**OBJECTIVE**: Copy each line below that contains "category".

....

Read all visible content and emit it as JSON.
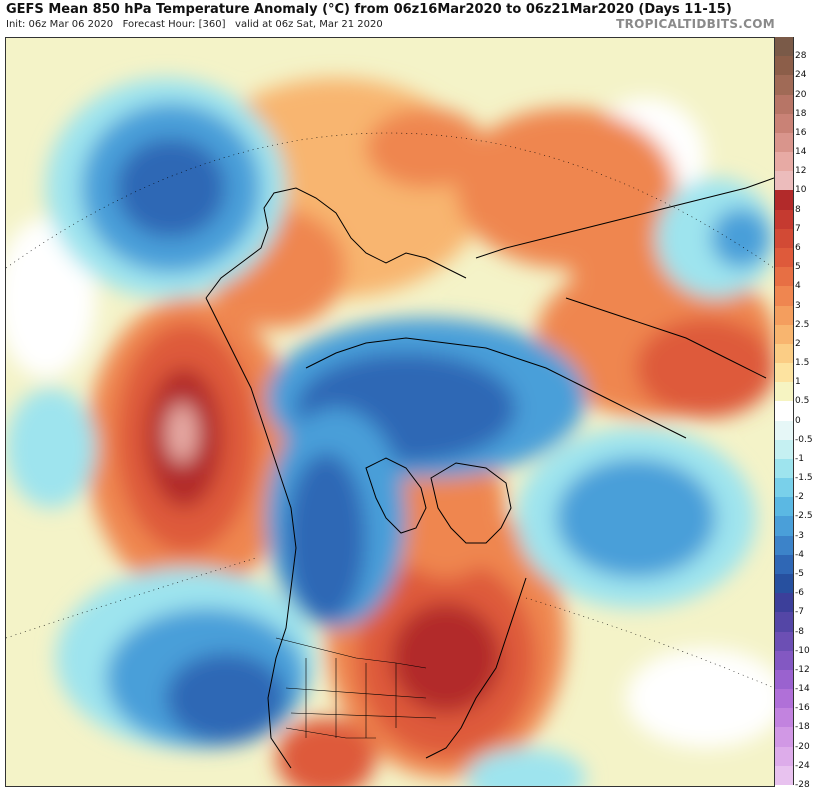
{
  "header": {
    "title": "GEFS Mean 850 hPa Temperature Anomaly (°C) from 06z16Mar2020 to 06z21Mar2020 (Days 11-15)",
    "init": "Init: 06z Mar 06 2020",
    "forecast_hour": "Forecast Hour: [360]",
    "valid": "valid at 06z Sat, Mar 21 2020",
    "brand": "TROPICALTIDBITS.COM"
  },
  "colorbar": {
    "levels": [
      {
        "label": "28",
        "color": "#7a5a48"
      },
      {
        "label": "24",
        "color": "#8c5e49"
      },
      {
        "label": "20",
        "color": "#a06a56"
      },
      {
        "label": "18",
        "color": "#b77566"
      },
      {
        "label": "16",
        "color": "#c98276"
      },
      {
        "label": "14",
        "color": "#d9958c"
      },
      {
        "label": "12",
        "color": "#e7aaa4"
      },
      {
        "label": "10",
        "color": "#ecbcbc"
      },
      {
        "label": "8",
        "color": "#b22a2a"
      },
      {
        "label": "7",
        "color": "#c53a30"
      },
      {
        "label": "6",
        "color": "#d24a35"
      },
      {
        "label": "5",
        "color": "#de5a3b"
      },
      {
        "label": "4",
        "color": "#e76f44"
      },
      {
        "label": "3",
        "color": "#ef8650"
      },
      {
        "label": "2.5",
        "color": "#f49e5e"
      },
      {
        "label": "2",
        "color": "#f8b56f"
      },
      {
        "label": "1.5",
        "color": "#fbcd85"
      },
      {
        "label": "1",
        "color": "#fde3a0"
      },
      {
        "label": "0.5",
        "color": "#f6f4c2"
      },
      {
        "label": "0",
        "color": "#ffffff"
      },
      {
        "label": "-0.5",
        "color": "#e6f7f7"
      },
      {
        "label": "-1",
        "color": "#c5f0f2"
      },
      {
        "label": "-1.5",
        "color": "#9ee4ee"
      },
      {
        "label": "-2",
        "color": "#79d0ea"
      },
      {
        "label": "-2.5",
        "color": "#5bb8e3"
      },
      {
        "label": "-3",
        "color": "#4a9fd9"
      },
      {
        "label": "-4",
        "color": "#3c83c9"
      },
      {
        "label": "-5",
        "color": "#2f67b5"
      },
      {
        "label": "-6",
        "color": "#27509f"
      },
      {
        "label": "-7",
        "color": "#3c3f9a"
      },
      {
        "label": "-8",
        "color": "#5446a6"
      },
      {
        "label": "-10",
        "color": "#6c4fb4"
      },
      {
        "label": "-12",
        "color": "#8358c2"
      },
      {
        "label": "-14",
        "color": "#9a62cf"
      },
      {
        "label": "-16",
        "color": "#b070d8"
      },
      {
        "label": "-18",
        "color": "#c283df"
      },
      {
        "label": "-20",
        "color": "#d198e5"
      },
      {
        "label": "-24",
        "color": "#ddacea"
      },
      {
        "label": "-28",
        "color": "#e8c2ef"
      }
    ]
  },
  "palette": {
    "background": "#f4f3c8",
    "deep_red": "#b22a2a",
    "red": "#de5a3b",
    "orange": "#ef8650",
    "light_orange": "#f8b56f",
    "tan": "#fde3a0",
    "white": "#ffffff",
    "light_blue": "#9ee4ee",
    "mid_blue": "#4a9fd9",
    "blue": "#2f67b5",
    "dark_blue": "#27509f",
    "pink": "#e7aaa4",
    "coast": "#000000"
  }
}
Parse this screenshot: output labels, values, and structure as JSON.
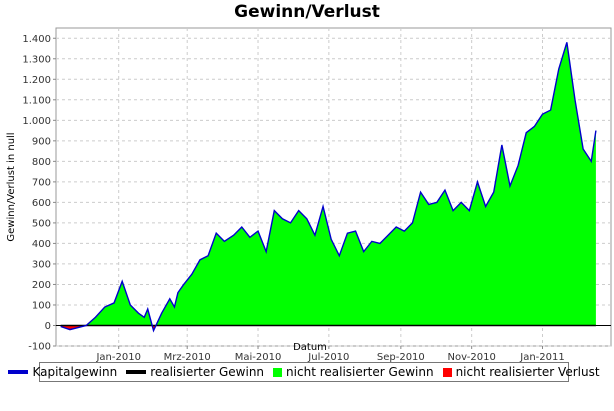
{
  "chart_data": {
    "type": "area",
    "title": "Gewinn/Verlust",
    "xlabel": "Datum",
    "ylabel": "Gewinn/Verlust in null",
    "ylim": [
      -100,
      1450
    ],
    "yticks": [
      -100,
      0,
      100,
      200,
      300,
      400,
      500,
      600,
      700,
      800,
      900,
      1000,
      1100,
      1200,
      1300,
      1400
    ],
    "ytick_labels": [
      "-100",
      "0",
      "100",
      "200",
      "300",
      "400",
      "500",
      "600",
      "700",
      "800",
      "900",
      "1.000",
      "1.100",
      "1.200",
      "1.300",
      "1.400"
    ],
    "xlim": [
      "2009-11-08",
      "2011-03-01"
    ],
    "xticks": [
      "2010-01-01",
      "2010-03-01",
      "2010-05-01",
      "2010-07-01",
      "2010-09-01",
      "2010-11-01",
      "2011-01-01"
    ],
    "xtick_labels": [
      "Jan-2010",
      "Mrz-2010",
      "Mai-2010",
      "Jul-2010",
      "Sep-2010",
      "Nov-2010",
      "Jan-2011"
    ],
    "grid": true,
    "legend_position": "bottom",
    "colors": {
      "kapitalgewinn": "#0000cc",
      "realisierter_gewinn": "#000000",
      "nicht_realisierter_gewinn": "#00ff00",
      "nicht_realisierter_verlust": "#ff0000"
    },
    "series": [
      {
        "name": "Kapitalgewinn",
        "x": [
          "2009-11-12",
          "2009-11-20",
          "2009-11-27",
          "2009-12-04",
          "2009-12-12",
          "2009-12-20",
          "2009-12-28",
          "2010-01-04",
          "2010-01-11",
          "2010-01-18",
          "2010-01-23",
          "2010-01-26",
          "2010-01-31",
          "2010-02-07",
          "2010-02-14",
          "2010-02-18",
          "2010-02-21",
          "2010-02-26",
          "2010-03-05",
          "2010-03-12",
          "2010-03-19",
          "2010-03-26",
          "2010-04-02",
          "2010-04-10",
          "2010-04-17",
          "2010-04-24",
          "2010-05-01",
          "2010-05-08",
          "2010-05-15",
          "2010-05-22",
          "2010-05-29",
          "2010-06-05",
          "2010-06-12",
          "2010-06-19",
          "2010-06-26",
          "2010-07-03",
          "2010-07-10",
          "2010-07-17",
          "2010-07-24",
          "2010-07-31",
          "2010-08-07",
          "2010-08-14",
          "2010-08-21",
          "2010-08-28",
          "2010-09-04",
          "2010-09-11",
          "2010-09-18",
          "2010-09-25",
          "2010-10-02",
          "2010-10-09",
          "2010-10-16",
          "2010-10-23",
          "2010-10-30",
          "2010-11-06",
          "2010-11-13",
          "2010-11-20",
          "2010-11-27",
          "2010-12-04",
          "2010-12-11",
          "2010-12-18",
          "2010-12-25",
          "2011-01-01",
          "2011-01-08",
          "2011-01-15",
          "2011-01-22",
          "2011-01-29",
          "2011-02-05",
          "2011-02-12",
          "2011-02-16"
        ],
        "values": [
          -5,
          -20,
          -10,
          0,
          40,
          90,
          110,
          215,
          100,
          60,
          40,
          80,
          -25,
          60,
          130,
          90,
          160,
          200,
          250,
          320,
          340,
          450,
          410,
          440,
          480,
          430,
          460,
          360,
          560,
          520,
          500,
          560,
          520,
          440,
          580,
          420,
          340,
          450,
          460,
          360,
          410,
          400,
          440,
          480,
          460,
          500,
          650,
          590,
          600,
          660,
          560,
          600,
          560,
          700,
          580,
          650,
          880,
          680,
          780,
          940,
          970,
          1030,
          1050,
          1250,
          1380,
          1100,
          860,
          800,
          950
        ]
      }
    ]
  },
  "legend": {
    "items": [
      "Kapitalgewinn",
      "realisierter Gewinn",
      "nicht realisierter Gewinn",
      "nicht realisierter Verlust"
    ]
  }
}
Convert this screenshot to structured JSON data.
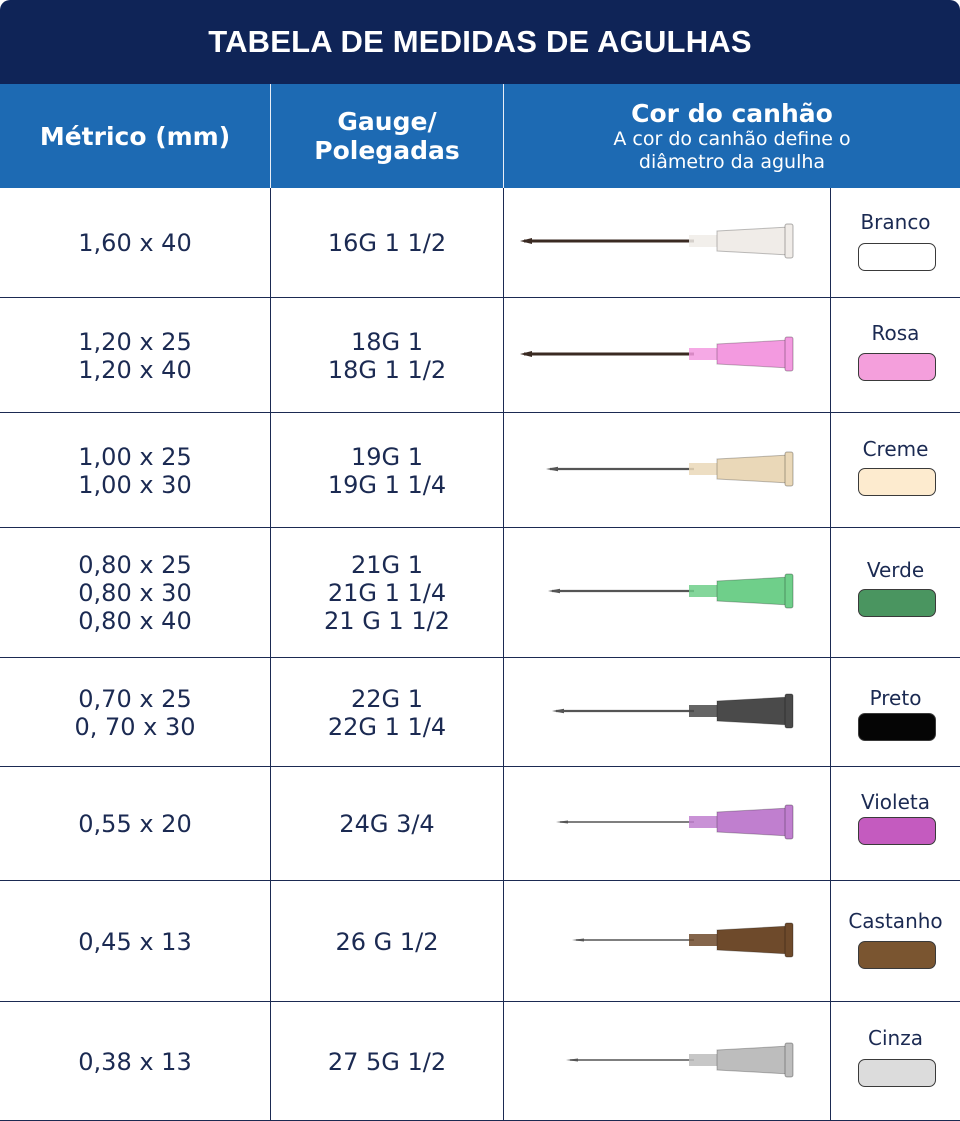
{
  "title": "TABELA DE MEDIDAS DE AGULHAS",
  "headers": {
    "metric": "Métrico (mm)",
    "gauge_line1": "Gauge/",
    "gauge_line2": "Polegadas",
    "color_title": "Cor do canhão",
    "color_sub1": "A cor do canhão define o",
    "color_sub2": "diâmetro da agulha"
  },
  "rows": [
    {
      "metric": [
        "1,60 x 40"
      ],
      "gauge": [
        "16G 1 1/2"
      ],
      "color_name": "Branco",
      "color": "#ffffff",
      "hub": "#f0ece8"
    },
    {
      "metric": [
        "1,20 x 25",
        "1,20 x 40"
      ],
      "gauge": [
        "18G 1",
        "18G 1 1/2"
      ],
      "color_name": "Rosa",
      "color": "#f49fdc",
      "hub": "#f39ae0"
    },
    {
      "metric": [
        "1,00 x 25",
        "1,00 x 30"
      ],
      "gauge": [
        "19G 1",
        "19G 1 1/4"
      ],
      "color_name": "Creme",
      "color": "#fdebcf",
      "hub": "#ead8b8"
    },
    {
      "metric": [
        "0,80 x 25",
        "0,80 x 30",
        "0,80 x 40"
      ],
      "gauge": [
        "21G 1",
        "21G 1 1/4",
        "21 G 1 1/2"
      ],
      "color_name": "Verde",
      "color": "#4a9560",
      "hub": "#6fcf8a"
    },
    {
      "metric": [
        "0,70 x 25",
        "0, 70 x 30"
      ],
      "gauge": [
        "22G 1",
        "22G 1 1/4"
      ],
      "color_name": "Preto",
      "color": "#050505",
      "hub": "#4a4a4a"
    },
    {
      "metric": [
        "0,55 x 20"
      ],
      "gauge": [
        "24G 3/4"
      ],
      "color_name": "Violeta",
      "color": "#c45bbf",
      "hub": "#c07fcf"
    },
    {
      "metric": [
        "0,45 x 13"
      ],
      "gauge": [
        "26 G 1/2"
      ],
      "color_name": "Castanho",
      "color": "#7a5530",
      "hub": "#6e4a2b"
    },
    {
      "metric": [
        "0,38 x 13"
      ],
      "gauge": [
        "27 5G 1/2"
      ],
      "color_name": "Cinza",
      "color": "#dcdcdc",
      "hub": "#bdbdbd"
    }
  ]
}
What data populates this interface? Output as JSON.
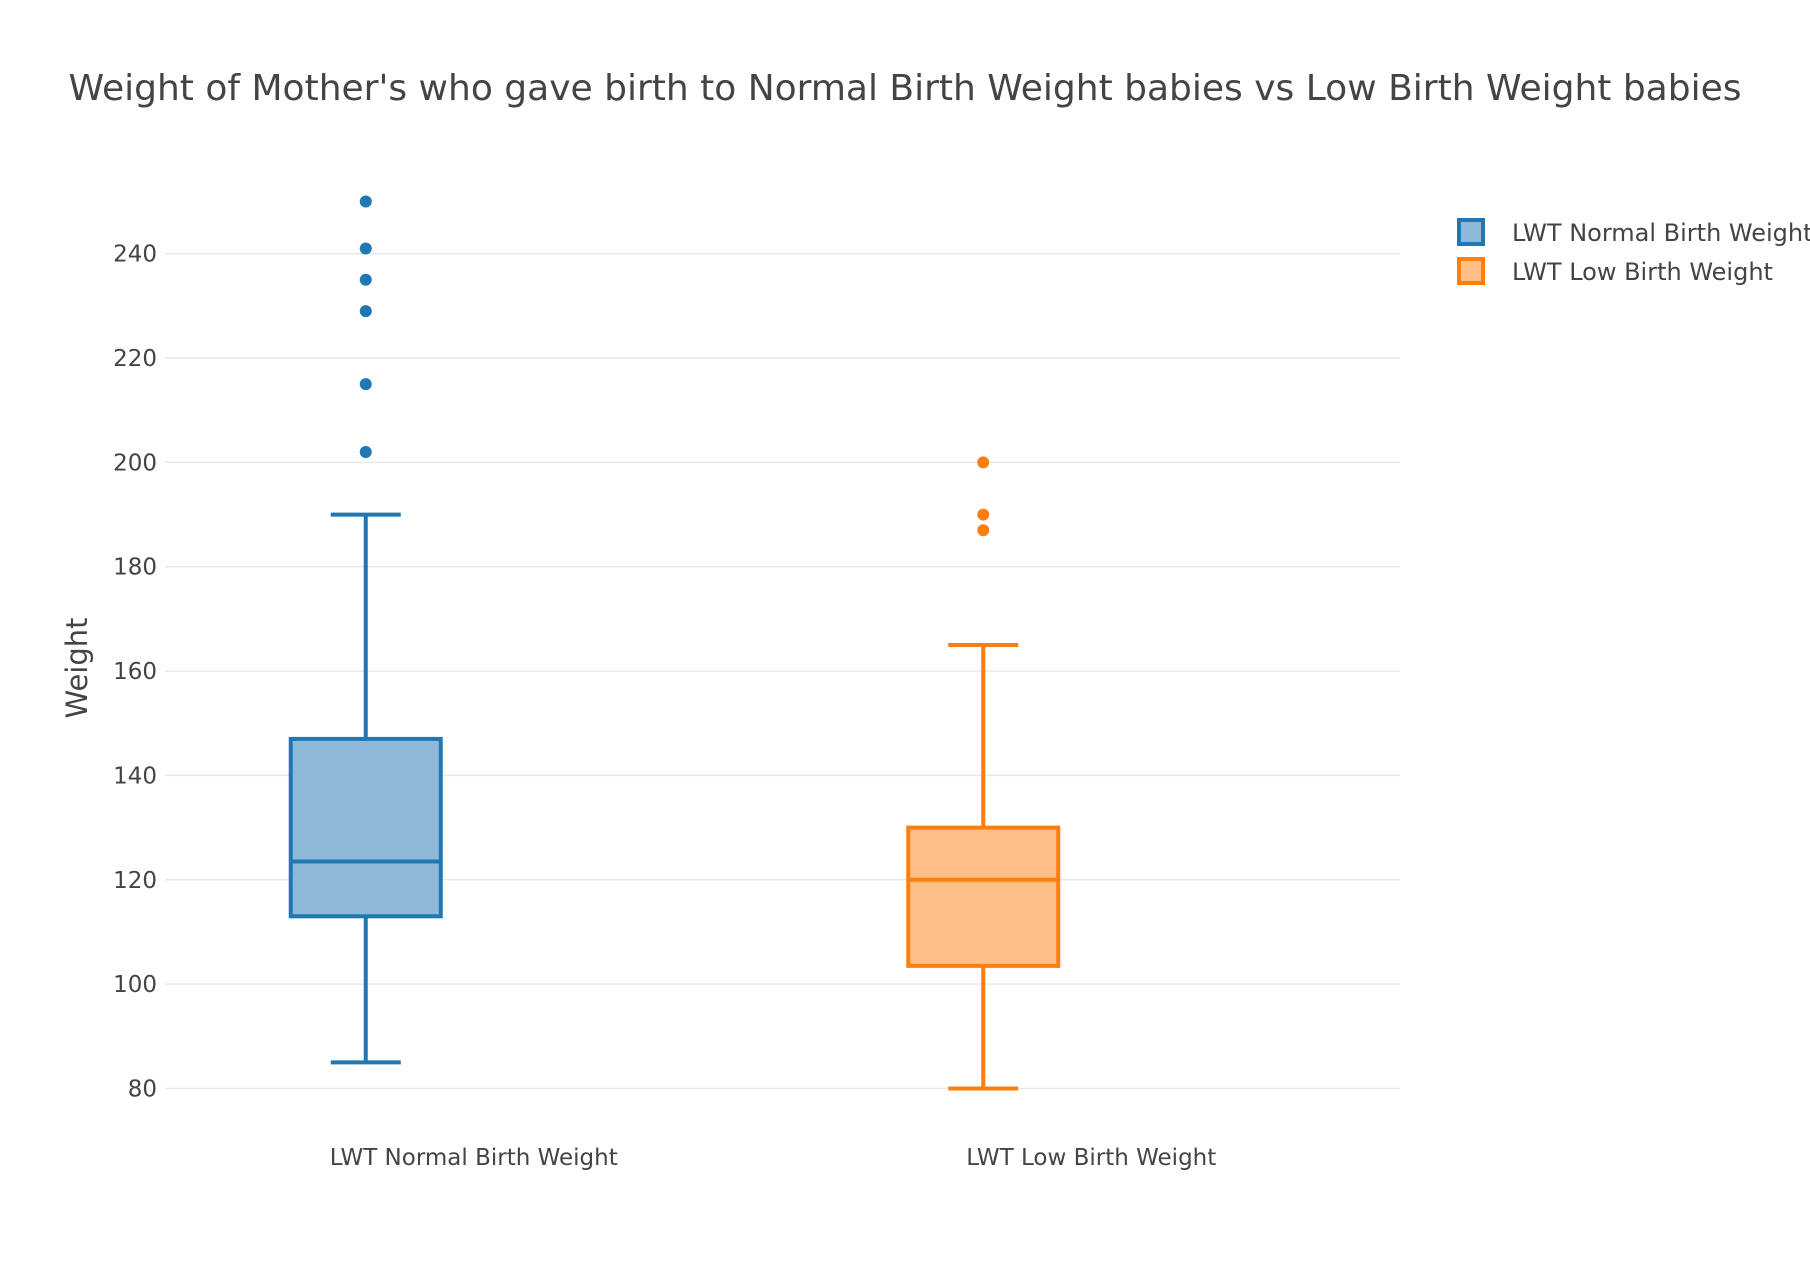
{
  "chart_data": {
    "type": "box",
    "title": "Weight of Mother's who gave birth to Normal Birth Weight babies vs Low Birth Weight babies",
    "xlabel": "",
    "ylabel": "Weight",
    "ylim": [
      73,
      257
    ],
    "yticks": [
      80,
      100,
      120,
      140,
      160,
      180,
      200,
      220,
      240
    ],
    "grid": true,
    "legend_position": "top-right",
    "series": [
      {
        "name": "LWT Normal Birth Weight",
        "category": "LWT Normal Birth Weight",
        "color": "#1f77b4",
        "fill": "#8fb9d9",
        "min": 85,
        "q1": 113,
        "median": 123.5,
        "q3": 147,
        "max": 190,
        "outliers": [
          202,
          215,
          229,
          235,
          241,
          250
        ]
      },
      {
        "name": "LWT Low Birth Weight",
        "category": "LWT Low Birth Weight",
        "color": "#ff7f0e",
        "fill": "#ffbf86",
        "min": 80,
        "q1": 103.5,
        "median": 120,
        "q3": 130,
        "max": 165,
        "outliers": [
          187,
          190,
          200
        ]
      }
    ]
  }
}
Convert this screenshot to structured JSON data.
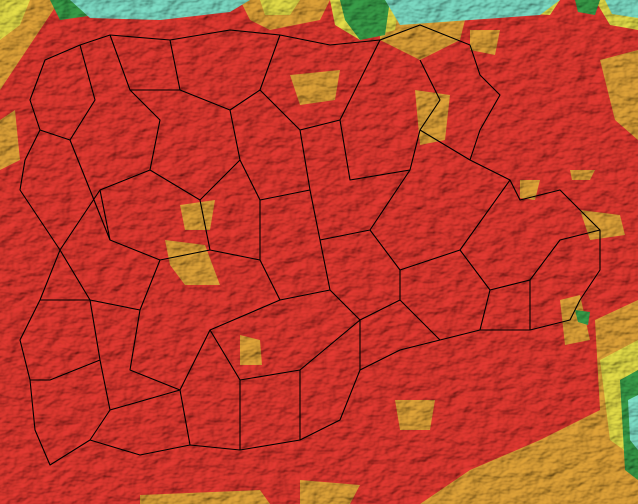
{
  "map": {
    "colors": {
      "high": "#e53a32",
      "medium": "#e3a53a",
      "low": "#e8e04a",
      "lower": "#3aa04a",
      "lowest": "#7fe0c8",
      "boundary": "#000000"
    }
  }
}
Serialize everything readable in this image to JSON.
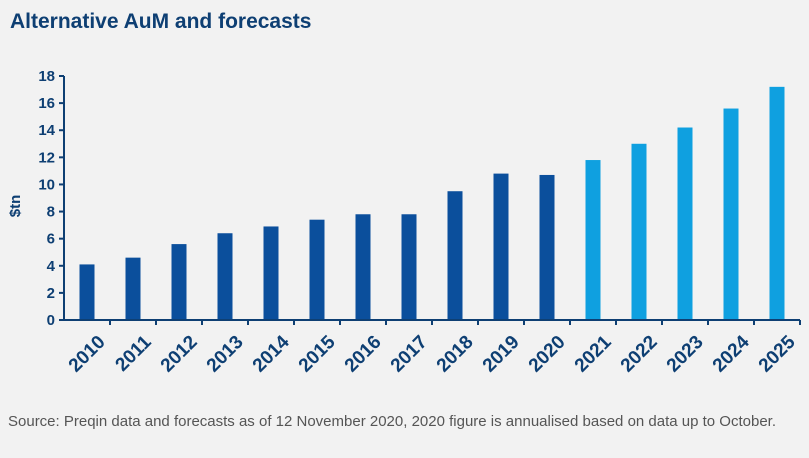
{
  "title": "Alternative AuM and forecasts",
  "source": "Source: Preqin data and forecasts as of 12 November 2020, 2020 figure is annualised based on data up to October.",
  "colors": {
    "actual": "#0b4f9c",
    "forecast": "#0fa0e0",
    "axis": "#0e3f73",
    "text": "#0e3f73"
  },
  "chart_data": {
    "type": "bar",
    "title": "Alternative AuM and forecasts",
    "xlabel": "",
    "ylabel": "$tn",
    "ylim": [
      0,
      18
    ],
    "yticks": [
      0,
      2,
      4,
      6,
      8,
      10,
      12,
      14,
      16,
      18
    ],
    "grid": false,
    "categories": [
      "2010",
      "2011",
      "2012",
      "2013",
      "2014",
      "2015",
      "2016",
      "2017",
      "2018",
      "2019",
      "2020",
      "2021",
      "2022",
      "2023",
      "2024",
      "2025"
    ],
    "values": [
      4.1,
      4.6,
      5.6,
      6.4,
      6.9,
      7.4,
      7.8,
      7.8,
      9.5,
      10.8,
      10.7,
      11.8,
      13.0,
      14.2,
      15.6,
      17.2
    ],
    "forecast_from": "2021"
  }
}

....

**SOLVED PROBLEM**:
        "category": "LWT Normal Birth Weight",
        "category": "LWT Low Birth Weight",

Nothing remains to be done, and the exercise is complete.